Primo film a occuparsi esplicitamente di mafia nel dopoguerra basandosi sul romanzo Piccola pretura (1948) del magistrato Giuseppe Lo Schiavo, ma anche primo poliziesco o primo western italiano a seconda delle diverse prospettive e sensibilità di genere, In nome della legge di Pietro Germi è rimasto in una certa parte della memoria cinematografica della critica italiana come un modello immorale, seppur di successo e di forza drammatica, di dialogo tra Stato e mafia che ha esteso la sua lunga ombra anche sul nostro successivo cinema civile.

Recensendo Il giorno della civetta (1968) di Damiano Damiani, Tullio Kezich trovava che, nonostante fosse uno dei pochi film “educativi” espressi dal cinema italiano di quegli anni, la sua “idealizzazione del contrasto tra la legge e la mafia” lo riportasse quasi “al lontano In nome della legge ”. Kezich si riferisce, in particolare, all’ultima sequenza del film di Germi in cui il giovane pretore idealista Guido Schiavi, interpretato da Massimo Girotti, e il massaro Turi Passalacqua, capomafia riconosciuto cui dà il suo volto scavato e giusto Charles Vanel, dialogano e collaborano sulla piazza del paese per individuare il colpevole dell’omicidio del giovane Paolino.

La scena si conclude con la consegna del colpevole alla giustizia da parte della mafia, ma anche con la dichiarazione da parte di Schiavi, rappresentante dello Stato, che Passalacqua sia un uomo giusto. Una conclusione che non scontentava solo chi, come Kezich, pensava che “nell’orrenda piaga che porta il nome di mafia non c’è proprio niente da ammirare”, ma anche, secondo quanto scrive Tommaso Buscetta in Addio Cosa Nostra, gli stessi mafiosi che ritenevano “il comportamento di Passalacqua […] indegno di un uomo d’onore”. Buscetta, al contrario, sostiene che in Giovanni Falcone rivedeva la stessa “forza tranquilla della giustizia” rappresentata dal personaggio di Girotti.

DATI ESTRATTI
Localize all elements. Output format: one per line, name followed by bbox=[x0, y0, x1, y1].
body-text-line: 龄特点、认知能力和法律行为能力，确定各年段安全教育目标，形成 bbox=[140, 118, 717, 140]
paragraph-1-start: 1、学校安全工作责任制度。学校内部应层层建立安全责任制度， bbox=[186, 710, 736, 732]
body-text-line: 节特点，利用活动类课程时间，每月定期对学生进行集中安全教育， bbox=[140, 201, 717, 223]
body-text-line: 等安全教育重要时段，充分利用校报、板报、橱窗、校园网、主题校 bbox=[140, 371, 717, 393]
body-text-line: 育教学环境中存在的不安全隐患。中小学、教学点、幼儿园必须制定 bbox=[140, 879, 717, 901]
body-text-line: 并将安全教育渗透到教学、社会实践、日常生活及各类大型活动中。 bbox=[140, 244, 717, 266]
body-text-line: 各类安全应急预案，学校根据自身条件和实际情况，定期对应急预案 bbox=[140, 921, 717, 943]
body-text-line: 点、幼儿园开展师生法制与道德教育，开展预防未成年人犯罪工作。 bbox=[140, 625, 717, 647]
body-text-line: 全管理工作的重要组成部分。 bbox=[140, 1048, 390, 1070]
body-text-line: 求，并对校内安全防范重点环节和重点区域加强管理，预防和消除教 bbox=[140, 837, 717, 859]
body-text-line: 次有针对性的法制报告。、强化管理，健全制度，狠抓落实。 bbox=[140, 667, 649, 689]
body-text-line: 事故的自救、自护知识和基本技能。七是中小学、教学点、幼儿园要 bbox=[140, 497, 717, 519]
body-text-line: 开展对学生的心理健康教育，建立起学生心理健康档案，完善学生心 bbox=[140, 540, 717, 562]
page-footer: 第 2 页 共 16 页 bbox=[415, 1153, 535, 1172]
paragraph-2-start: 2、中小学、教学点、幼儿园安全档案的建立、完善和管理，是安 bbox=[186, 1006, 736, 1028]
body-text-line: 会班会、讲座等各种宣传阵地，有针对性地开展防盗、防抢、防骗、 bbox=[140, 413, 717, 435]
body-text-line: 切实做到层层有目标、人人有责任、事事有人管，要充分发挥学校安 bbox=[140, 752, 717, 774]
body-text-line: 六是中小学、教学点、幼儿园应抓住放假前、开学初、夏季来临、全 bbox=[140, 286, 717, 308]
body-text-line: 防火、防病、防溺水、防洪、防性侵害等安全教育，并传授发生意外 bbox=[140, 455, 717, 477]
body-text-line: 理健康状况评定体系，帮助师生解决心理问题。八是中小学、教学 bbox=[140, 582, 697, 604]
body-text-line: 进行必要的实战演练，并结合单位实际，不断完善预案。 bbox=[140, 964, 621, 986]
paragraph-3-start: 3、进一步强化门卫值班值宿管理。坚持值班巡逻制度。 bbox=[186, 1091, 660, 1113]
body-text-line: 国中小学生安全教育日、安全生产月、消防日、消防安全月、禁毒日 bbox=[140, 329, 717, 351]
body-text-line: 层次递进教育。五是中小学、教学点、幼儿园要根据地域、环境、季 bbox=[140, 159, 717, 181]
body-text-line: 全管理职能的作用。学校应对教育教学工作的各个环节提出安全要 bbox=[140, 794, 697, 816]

...

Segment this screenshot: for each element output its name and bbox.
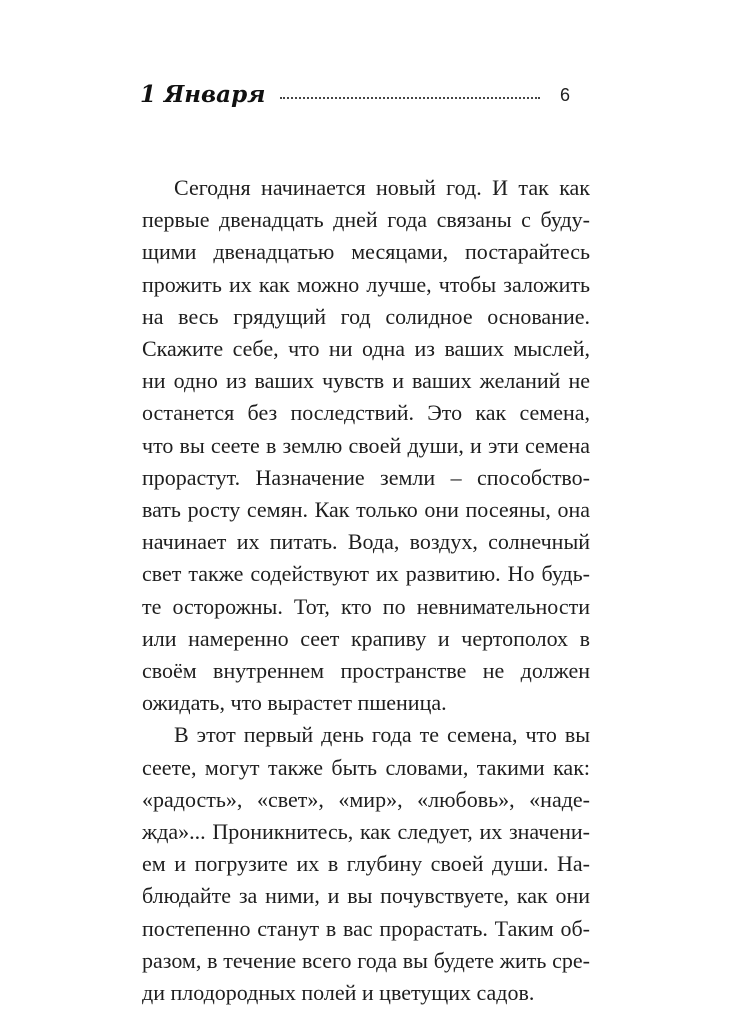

CONSEGNA
Puoi riscrivere il brano su In nome della legge partendo dalle parole "Primo film a" e arrestandoti dopo "successivo cinema civile.", sostituendo "romanzo" con "libro"?

SOLUZIONE
Primo film a occuparsi esplicitamente di mafia nel dopoguerra basandosi sul libro Piccola pretura (1948) del magistrato Giuseppe Lo Schiavo, ma anche primo poliziesco o primo western italiano a seconda delle diverse prospettive e sensibilità di genere, In nome della legge di Pietro Germi è rimasto in una certa parte della memoria cinematografica della critica italiana come un modello immorale, seppur di successo e di forza drammatica, di dialogo tra Stato e mafia che ha esteso la sua lunga ombra anche sul nostro successivo cinema civile.